## Record extracts
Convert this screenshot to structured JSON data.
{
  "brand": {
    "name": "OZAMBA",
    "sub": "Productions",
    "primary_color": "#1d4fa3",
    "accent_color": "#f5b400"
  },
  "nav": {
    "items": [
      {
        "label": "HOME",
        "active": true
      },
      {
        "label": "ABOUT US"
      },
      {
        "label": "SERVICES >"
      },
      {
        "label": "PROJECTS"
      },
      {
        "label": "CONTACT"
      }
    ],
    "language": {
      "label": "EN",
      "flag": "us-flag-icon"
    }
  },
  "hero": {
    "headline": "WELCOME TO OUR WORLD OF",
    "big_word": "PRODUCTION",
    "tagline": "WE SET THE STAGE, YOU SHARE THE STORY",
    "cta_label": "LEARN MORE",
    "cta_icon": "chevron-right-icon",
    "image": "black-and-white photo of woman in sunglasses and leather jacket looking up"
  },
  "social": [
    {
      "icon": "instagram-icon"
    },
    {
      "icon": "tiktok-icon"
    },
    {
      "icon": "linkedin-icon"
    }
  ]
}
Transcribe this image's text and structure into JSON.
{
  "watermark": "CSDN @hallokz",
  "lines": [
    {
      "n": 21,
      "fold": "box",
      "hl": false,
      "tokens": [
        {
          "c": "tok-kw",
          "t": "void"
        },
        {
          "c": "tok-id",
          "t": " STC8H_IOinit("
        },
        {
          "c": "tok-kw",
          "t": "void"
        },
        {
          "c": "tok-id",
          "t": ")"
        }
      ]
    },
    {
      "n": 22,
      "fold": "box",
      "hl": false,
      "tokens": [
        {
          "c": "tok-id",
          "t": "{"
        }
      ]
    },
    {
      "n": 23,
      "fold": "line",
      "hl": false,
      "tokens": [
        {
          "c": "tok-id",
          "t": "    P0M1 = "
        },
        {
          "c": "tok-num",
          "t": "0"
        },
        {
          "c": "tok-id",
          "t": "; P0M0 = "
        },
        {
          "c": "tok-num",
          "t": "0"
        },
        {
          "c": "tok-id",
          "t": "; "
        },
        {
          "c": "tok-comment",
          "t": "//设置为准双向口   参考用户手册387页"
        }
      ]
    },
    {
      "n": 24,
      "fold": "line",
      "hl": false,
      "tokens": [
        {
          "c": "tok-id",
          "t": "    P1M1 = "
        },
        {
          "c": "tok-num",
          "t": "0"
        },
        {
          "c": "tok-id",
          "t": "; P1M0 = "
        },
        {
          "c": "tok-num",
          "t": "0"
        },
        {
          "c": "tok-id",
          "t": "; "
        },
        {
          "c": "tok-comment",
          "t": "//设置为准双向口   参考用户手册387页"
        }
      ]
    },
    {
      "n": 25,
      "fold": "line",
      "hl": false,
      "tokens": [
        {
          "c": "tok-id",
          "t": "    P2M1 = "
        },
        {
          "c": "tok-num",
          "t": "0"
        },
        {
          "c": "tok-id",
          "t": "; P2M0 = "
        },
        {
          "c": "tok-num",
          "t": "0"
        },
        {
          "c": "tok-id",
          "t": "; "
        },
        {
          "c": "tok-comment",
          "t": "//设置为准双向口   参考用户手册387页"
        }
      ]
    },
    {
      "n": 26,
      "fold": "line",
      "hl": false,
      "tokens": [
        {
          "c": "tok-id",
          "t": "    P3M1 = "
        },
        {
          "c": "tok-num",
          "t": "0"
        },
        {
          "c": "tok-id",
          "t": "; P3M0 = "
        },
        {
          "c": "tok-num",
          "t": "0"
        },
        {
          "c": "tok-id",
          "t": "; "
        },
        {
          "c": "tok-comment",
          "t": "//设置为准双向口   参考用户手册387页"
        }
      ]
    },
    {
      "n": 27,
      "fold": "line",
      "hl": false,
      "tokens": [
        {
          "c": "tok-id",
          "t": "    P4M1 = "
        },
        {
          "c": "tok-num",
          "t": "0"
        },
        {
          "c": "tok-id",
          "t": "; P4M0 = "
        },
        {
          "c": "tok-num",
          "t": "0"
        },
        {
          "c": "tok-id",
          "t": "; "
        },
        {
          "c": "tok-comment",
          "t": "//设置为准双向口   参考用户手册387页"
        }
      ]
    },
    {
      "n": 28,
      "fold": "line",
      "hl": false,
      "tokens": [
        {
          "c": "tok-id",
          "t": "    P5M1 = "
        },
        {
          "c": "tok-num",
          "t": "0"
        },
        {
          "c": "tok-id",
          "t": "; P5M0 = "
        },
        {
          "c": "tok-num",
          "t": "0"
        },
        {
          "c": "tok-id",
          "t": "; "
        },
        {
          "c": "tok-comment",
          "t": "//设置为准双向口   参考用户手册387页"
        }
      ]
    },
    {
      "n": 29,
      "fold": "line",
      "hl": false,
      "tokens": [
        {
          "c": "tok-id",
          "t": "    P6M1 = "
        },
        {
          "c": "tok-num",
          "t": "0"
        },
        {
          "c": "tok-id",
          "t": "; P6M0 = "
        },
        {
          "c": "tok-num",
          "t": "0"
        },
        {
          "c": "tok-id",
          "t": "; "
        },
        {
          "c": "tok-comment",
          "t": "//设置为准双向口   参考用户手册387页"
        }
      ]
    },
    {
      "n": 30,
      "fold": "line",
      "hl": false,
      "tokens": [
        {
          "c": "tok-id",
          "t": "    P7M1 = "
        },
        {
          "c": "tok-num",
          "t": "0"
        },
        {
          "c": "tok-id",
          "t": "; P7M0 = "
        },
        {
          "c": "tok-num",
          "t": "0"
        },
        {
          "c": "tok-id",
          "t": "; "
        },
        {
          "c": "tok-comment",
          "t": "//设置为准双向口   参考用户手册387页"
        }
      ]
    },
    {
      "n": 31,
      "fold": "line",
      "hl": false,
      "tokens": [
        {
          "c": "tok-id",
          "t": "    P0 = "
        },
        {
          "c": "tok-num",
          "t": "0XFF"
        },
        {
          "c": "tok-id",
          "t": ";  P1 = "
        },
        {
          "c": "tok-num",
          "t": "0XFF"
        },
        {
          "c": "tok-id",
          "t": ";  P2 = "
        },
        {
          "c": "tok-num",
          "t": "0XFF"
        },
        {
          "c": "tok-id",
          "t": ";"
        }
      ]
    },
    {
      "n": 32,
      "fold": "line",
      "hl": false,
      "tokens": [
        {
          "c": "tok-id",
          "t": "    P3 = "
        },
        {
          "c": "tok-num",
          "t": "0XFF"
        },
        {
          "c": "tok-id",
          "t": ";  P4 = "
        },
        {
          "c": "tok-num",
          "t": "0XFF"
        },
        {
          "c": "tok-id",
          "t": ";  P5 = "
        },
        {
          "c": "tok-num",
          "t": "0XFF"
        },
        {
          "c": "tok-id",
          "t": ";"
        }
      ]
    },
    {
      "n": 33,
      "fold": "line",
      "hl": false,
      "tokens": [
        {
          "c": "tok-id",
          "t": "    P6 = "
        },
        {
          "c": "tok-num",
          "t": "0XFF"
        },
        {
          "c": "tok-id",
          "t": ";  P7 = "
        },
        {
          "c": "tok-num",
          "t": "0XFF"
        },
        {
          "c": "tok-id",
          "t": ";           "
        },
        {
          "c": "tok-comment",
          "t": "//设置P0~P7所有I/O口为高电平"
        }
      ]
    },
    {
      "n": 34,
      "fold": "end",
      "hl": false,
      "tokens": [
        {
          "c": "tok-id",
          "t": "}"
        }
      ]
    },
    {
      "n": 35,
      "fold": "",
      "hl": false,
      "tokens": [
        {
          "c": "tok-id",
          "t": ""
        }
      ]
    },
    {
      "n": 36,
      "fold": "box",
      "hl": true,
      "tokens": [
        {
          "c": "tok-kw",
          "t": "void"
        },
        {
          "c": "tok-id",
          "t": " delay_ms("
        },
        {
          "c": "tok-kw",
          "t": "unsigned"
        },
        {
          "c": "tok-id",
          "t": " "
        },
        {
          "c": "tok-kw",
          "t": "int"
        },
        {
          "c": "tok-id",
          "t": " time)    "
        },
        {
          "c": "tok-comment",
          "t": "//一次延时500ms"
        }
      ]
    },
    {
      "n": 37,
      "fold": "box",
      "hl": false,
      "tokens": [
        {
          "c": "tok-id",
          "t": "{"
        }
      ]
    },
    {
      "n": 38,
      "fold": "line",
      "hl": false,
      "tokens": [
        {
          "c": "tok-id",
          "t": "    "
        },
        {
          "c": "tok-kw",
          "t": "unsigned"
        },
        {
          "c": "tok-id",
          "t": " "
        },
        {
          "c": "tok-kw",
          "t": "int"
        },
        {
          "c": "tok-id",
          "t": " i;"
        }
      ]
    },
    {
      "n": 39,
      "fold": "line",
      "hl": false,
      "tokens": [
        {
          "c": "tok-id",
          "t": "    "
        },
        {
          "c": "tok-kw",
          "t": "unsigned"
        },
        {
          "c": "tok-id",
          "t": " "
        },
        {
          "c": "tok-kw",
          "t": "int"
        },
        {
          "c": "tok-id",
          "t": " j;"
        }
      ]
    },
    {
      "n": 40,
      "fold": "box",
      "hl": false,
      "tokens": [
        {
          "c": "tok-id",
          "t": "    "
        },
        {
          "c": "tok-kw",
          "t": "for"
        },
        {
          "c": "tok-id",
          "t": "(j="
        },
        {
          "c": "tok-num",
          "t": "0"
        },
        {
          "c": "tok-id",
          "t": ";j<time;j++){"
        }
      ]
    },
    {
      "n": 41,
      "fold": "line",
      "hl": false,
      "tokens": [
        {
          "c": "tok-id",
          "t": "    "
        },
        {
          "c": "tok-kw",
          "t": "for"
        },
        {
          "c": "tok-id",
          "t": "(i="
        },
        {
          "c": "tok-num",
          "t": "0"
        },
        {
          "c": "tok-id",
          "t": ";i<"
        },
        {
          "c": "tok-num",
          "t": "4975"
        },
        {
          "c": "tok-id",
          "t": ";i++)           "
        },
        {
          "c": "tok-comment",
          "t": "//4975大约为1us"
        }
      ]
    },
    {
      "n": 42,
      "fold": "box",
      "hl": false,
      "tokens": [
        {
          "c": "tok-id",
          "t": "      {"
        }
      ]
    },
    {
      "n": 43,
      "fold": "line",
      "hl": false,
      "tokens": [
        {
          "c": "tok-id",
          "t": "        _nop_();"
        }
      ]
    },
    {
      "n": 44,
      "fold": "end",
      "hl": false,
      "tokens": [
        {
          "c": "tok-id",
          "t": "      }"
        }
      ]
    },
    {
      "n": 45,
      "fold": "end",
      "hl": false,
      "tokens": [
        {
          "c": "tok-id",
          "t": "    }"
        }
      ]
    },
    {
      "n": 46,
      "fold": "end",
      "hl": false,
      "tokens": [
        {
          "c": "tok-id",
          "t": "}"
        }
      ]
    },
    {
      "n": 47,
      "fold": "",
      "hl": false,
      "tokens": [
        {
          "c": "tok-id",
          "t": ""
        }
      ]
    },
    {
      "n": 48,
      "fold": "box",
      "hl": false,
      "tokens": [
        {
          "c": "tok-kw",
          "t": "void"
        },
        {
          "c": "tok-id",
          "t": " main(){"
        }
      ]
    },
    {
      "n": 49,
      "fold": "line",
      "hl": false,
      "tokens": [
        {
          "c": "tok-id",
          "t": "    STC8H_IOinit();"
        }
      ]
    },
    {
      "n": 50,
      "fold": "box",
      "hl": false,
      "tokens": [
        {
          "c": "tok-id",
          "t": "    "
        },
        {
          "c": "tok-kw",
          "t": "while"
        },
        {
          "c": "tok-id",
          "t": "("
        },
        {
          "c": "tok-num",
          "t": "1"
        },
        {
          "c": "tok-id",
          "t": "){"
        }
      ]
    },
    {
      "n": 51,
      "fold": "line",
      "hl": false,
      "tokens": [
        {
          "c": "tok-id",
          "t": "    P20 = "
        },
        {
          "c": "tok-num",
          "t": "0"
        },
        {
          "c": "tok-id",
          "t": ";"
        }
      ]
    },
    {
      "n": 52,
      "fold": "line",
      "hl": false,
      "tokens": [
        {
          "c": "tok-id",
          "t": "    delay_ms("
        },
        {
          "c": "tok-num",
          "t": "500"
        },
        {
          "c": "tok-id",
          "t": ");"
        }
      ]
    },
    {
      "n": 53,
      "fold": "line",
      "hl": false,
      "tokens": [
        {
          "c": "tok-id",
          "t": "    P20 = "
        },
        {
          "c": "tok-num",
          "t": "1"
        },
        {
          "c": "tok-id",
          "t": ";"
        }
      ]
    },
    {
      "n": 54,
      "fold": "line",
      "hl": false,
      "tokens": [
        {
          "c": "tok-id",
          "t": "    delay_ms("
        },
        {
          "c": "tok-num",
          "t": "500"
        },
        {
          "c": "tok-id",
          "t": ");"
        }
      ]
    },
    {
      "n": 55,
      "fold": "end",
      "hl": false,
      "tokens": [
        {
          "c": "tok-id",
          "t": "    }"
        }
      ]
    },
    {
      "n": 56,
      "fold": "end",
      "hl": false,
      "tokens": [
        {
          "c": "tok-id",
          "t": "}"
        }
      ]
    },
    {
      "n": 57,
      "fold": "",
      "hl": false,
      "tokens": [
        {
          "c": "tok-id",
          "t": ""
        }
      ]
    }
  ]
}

## Aim
Go through the material and copy out every line with "this" in it.

## Right answer
Convert this screenshot to structured JSON data.
Transcribe this image's text and structure into JSON.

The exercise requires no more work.